Dataset items
•••••
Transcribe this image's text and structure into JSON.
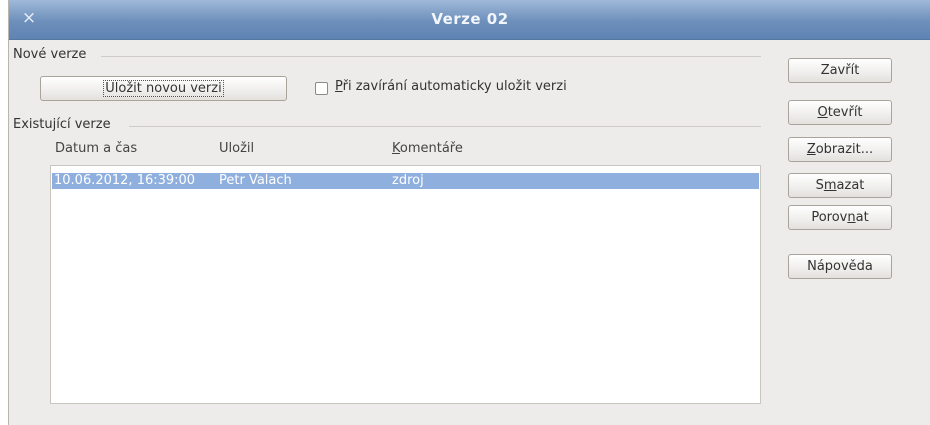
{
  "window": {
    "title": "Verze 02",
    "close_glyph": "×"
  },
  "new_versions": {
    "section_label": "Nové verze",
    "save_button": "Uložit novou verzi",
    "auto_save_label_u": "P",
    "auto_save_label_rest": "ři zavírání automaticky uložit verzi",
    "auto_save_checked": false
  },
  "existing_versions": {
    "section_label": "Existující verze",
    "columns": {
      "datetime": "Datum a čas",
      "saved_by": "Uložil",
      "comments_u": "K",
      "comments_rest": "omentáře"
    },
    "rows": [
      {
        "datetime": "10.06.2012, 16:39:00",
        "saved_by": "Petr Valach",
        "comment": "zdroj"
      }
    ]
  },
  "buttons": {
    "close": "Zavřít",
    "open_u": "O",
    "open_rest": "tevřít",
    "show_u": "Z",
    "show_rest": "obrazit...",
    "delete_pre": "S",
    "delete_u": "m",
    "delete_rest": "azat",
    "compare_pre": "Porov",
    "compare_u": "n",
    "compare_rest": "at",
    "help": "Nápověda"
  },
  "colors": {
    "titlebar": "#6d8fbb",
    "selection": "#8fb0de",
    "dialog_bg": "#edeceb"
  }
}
•••••
- [What the task asks] Identify every line where the string "verzi" appears.

- [Solution below]
    "save_button": "Uložit novou verzi",
    "auto_save_label_rest": "ři zavírání automaticky uložit verzi",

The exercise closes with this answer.